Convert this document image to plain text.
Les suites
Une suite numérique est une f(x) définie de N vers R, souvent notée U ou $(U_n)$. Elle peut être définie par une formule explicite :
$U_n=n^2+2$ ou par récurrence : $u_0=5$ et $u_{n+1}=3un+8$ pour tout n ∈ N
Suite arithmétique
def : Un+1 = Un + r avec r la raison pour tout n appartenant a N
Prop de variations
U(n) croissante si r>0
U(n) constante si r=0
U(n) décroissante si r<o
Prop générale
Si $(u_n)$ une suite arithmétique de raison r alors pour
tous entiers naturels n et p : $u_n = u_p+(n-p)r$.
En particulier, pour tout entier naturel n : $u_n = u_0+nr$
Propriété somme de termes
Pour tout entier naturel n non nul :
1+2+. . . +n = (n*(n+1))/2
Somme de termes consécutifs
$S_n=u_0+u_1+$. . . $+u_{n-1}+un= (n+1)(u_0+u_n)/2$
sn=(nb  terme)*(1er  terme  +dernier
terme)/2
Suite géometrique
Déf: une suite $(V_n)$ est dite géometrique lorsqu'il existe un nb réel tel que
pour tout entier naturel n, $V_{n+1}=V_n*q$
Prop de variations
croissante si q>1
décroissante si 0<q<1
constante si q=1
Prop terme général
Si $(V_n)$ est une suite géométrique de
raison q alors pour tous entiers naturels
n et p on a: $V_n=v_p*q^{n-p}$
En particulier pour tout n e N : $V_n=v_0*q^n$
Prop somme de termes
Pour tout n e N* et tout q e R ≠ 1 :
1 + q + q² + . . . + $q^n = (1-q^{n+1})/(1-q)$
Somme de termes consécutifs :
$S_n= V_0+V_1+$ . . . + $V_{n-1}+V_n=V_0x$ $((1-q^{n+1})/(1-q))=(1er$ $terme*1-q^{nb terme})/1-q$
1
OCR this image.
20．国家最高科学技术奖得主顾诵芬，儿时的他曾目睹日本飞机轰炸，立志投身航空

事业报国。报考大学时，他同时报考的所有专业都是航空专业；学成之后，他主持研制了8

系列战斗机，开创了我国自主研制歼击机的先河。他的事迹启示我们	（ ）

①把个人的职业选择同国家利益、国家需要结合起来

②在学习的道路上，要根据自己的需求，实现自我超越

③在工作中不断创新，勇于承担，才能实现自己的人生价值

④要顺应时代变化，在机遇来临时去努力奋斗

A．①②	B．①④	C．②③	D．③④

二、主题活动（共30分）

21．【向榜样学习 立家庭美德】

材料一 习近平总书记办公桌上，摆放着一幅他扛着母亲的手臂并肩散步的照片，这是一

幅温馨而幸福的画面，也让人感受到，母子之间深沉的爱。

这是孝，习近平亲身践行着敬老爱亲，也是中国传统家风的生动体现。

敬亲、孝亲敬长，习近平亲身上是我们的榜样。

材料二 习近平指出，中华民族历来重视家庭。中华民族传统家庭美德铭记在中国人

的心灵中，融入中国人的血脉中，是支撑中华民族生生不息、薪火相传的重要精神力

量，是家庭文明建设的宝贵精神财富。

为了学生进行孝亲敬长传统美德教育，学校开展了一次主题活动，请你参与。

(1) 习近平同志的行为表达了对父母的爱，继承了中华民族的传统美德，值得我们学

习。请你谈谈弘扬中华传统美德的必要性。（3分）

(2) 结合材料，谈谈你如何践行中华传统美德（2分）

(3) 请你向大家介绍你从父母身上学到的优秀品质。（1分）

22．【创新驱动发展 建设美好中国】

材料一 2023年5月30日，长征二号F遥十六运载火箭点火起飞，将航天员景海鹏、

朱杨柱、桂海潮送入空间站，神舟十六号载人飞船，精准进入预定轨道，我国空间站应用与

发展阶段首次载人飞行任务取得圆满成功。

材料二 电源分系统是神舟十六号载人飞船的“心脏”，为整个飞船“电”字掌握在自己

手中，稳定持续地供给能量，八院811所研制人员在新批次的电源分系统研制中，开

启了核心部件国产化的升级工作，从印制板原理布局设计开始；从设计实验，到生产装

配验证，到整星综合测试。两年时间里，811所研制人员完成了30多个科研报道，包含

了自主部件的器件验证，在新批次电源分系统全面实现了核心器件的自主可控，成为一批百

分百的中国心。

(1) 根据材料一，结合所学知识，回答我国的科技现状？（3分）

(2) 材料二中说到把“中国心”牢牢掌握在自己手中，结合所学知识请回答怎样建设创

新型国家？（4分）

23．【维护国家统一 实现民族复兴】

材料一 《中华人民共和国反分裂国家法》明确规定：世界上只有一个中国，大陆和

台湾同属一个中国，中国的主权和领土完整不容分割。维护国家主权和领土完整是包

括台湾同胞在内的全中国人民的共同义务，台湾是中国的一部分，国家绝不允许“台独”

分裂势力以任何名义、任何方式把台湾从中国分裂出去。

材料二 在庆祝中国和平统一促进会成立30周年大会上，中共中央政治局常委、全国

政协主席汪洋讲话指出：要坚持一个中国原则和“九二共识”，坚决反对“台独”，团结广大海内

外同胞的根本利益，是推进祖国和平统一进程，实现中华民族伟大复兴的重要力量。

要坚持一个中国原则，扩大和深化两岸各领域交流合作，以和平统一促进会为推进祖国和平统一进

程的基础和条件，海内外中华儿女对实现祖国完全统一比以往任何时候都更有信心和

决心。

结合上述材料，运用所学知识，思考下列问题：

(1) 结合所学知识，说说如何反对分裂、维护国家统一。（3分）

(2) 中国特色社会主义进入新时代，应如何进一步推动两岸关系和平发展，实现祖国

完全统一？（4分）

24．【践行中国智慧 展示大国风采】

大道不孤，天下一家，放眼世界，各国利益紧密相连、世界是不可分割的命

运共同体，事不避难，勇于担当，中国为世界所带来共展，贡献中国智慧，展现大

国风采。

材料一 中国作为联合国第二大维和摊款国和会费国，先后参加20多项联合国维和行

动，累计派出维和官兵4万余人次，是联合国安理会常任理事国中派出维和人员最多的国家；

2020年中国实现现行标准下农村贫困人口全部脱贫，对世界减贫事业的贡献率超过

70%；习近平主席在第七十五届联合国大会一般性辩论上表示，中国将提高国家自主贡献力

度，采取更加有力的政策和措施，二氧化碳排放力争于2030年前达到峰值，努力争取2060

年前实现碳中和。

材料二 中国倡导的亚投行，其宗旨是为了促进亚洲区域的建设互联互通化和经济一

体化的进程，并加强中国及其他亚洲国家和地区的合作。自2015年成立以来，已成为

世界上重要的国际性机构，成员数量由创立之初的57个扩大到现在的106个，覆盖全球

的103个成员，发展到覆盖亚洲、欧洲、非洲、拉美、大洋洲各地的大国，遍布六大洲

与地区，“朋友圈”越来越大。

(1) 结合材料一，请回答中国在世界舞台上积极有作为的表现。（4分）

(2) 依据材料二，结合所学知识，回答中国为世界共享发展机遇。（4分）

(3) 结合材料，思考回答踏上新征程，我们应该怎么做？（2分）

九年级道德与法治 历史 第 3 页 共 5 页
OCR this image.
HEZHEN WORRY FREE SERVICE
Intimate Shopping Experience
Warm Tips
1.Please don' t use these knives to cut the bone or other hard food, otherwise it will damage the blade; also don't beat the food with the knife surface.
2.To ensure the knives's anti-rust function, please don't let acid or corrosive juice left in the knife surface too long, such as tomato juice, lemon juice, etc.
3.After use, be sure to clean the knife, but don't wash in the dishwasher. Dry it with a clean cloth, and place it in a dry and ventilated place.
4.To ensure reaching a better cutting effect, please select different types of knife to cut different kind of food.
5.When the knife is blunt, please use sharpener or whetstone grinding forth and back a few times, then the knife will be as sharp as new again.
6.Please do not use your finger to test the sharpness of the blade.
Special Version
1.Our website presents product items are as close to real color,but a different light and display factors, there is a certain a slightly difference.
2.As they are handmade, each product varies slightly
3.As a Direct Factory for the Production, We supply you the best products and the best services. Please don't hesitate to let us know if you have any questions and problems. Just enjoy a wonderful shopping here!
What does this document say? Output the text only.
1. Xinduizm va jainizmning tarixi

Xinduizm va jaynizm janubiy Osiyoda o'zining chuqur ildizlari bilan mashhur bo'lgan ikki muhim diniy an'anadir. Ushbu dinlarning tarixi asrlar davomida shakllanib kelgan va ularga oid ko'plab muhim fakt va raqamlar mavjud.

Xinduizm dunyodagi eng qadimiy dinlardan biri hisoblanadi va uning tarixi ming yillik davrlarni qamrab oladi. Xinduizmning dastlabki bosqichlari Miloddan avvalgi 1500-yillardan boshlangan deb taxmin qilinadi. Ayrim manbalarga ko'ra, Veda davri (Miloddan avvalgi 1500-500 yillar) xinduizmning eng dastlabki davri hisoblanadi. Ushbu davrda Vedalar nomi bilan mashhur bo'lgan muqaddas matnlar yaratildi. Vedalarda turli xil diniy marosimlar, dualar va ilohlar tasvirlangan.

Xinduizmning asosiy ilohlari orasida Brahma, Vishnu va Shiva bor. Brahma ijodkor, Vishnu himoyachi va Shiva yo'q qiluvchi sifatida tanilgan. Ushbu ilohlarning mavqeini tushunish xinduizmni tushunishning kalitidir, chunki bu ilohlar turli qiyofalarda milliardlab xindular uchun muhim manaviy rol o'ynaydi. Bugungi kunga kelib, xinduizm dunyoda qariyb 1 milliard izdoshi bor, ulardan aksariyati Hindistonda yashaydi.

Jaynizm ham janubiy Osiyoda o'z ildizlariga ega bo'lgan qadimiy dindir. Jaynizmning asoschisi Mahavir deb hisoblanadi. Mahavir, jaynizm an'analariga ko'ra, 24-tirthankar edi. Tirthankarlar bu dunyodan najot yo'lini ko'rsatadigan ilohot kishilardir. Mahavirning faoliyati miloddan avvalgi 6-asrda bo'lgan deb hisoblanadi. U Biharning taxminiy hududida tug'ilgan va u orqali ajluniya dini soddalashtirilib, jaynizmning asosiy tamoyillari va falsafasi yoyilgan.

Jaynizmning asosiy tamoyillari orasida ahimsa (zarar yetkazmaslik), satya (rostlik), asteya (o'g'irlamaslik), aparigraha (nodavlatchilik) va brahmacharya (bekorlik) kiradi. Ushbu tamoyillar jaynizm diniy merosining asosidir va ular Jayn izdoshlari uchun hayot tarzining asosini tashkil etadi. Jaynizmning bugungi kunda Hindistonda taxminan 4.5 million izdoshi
· · · · ·
**Aim**
Scan the records above for the string "ensure", then select every line that holds it.

**Solution below**
2.To ensure the knives's anti-rust function, please don't let acid or corrosive juice left in the knife surface too long, such as tomato juice, lemon juice, etc.
4.To ensure reaching a better cutting effect, please select different types of knife to cut different kind of food.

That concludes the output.